Collected data entries:

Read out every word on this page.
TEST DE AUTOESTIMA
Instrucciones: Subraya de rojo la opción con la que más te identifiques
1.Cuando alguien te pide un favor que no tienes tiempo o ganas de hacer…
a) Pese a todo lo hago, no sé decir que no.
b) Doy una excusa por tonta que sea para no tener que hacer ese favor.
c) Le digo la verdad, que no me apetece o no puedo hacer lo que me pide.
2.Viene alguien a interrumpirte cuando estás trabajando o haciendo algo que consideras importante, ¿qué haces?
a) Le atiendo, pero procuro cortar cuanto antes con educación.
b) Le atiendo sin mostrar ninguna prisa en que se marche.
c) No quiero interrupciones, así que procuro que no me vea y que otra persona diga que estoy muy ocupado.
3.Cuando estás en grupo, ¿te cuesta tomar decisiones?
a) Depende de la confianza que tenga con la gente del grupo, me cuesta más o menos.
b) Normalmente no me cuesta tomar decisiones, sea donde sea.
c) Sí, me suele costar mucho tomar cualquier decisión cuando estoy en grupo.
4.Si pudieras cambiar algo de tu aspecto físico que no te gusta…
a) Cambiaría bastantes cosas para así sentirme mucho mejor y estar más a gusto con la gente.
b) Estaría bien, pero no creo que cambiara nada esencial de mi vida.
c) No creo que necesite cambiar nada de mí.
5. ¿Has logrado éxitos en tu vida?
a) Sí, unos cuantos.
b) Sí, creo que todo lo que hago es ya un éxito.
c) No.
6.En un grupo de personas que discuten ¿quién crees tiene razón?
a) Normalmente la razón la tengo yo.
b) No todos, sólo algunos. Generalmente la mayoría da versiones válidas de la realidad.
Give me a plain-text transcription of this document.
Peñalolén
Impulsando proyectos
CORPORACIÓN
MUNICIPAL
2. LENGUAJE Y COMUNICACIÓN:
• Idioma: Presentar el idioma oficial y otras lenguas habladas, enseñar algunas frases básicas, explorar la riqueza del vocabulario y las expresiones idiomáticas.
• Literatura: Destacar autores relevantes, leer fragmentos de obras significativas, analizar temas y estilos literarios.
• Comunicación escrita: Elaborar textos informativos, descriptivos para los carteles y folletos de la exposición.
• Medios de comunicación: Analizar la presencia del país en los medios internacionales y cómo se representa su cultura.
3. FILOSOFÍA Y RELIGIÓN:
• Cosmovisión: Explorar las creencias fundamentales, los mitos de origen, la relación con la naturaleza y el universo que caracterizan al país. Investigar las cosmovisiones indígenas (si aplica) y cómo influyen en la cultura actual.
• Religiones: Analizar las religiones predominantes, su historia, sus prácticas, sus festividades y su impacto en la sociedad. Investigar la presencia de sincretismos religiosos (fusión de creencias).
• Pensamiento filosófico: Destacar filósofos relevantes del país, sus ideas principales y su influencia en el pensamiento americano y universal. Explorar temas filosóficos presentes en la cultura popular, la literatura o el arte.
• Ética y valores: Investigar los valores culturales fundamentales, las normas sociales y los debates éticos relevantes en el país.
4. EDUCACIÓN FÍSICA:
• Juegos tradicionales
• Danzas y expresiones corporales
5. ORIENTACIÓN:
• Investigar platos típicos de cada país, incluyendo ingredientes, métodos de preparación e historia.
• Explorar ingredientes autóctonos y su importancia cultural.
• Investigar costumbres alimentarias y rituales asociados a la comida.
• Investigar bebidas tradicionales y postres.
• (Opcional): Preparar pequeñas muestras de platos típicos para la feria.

**AIM OF THE TASK**
Restate all of the entries exactly, please.

**REPLY TO THE EXERCISE**
Read out every word on this page.
TEST DE AUTOESTIMA
Instrucciones: Subraya de rojo la opción con la que más te identifiques
1.Cuando alguien te pide un favor que no tienes tiempo o ganas de hacer…
a) Pese a todo lo hago, no sé decir que no.
b) Doy una excusa por tonta que sea para no tener que hacer ese favor.
c) Le digo la verdad, que no me apetece o no puedo hacer lo que me pide.
2.Viene alguien a interrumpirte cuando estás trabajando o haciendo algo que consideras importante, ¿qué haces?
a) Le atiendo, pero procuro cortar cuanto antes con educación.
b) Le atiendo sin mostrar ninguna prisa en que se marche.
c) No quiero interrupciones, así que procuro que no me vea y que otra persona diga que estoy muy ocupado.
3.Cuando estás en grupo, ¿te cuesta tomar decisiones?
a) Depende de la confianza que tenga con la gente del grupo, me cuesta más o menos.
b) Normalmente no me cuesta tomar decisiones, sea donde sea.
c) Sí, me suele costar mucho tomar cualquier decisión cuando estoy en grupo.
4.Si pudieras cambiar algo de tu aspecto físico que no te gusta…
a) Cambiaría bastantes cosas para así sentirme mucho mejor y estar más a gusto con la gente.
b) Estaría bien, pero no creo que cambiara nada esencial de mi vida.
c) No creo que necesite cambiar nada de mí.
5. ¿Has logrado éxitos en tu vida?
a) Sí, unos cuantos.
b) Sí, creo que todo lo que hago es ya un éxito.
c) No.
6.En un grupo de personas que discuten ¿quién crees tiene razón?
a) Normalmente la razón la tengo yo.
b) No todos, sólo algunos. Generalmente la mayoría da versiones válidas de la realidad.
Give me a plain-text transcription of this document.
Peñalolén
Impulsando proyectos
CORPORACIÓN
MUNICIPAL
2. LENGUAJE Y COMUNICACIÓN:
• Idioma: Presentar el idioma oficial y otras lenguas habladas, enseñar algunas frases básicas, explorar la riqueza del vocabulario y las expresiones idiomáticas.
• Literatura: Destacar autores relevantes, leer fragmentos de obras significativas, analizar temas y estilos literarios.
• Comunicación escrita: Elaborar textos informativos, descriptivos para los carteles y folletos de la exposición.
• Medios de comunicación: Analizar la presencia del país en los medios internacionales y cómo se representa su cultura.
3. FILOSOFÍA Y RELIGIÓN:
• Cosmovisión: Explorar las creencias fundamentales, los mitos de origen, la relación con la naturaleza y el universo que caracterizan al país. Investigar las cosmovisiones indígenas (si aplica) y cómo influyen en la cultura actual.
• Religiones: Analizar las religiones predominantes, su historia, sus prácticas, sus festividades y su impacto en la sociedad. Investigar la presencia de sincretismos religiosos (fusión de creencias).
• Pensamiento filosófico: Destacar filósofos relevantes del país, sus ideas principales y su influencia en el pensamiento americano y universal. Explorar temas filosóficos presentes en la cultura popular, la literatura o el arte.
• Ética y valores: Investigar los valores culturales fundamentales, las normas sociales y los debates éticos relevantes en el país.
4. EDUCACIÓN FÍSICA:
• Juegos tradicionales
• Danzas y expresiones corporales
5. ORIENTACIÓN:
• Investigar platos típicos de cada país, incluyendo ingredientes, métodos de preparación e historia.
• Explorar ingredientes autóctonos y su importancia cultural.
• Investigar costumbres alimentarias y rituales asociados a la comida.
• Investigar bebidas tradicionales y postres.
• (Opcional): Preparar pequeñas muestras de platos típicos para la feria.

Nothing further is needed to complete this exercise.